Exercise goal
Reproduce the listing below verbatim.

[Figure collection entries]
* START *
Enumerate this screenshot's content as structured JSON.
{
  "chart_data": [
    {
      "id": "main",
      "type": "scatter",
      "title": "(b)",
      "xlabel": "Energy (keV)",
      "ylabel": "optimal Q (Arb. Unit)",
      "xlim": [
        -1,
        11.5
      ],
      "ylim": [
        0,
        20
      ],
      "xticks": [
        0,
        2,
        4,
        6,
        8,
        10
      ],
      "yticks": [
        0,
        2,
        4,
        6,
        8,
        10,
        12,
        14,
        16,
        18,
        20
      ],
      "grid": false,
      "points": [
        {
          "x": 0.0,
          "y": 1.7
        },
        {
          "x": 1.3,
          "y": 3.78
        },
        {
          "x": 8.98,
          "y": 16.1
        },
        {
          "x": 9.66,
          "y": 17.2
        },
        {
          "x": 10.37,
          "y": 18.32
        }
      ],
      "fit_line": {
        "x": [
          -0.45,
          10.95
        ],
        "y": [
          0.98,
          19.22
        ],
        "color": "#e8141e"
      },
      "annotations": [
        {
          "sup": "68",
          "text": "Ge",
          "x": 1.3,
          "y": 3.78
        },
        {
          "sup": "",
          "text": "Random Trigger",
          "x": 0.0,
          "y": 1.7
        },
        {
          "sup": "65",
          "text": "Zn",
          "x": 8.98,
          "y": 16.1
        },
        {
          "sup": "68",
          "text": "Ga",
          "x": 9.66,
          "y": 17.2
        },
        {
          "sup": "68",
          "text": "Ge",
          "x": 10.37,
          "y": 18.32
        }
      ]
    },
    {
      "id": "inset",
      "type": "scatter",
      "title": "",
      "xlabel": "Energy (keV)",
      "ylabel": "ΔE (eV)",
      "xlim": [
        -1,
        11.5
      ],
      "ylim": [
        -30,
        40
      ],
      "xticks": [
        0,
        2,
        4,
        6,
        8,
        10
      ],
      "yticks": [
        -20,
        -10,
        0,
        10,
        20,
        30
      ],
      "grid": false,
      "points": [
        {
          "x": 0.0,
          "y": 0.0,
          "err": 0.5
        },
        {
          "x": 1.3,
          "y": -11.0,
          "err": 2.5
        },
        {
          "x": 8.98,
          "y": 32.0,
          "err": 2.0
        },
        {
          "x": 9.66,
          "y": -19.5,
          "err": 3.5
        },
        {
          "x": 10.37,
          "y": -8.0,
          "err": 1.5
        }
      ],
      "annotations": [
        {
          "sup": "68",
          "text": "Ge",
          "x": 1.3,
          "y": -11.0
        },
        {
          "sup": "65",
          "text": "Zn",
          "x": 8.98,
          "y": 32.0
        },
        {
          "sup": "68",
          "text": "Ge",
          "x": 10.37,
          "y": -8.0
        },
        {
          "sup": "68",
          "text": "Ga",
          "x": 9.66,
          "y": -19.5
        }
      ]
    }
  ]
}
* END *
Answer to this exercise
Enumerate this screenshot's content as structured JSON.
{
  "chart_data": [
    {
      "id": "main",
      "type": "scatter",
      "title": "(b)",
      "xlabel": "Energy (keV)",
      "ylabel": "optimal Q (Arb. Unit)",
      "xlim": [
        -1,
        11.5
      ],
      "ylim": [
        0,
        20
      ],
      "xticks": [
        0,
        2,
        4,
        6,
        8,
        10
      ],
      "yticks": [
        0,
        2,
        4,
        6,
        8,
        10,
        12,
        14,
        16,
        18,
        20
      ],
      "grid": false,
      "points": [
        {
          "x": 0.0,
          "y": 1.7
        },
        {
          "x": 1.3,
          "y": 3.78
        },
        {
          "x": 8.98,
          "y": 16.1
        },
        {
          "x": 9.66,
          "y": 17.2
        },
        {
          "x": 10.37,
          "y": 18.32
        }
      ],
      "fit_line": {
        "x": [
          -0.45,
          10.95
        ],
        "y": [
          0.98,
          19.22
        ],
        "color": "#e8141e"
      },
      "annotations": [
        {
          "sup": "68",
          "text": "Ge",
          "x": 1.3,
          "y": 3.78
        },
        {
          "sup": "",
          "text": "Random Trigger",
          "x": 0.0,
          "y": 1.7
        },
        {
          "sup": "65",
          "text": "Zn",
          "x": 8.98,
          "y": 16.1
        },
        {
          "sup": "68",
          "text": "Ga",
          "x": 9.66,
          "y": 17.2
        },
        {
          "sup": "68",
          "text": "Ge",
          "x": 10.37,
          "y": 18.32
        }
      ]
    },
    {
      "id": "inset",
      "type": "scatter",
      "title": "",
      "xlabel": "Energy (keV)",
      "ylabel": "ΔE (eV)",
      "xlim": [
        -1,
        11.5
      ],
      "ylim": [
        -30,
        40
      ],
      "xticks": [
        0,
        2,
        4,
        6,
        8,
        10
      ],
      "yticks": [
        -20,
        -10,
        0,
        10,
        20,
        30
      ],
      "grid": false,
      "points": [
        {
          "x": 0.0,
          "y": 0.0,
          "err": 0.5
        },
        {
          "x": 1.3,
          "y": -11.0,
          "err": 2.5
        },
        {
          "x": 8.98,
          "y": 32.0,
          "err": 2.0
        },
        {
          "x": 9.66,
          "y": -19.5,
          "err": 3.5
        },
        {
          "x": 10.37,
          "y": -8.0,
          "err": 1.5
        }
      ],
      "annotations": [
        {
          "sup": "68",
          "text": "Ge",
          "x": 1.3,
          "y": -11.0
        },
        {
          "sup": "65",
          "text": "Zn",
          "x": 8.98,
          "y": 32.0
        },
        {
          "sup": "68",
          "text": "Ge",
          "x": 10.37,
          "y": -8.0
        },
        {
          "sup": "68",
          "text": "Ga",
          "x": 9.66,
          "y": -19.5
        }
      ]
    }
  ]
}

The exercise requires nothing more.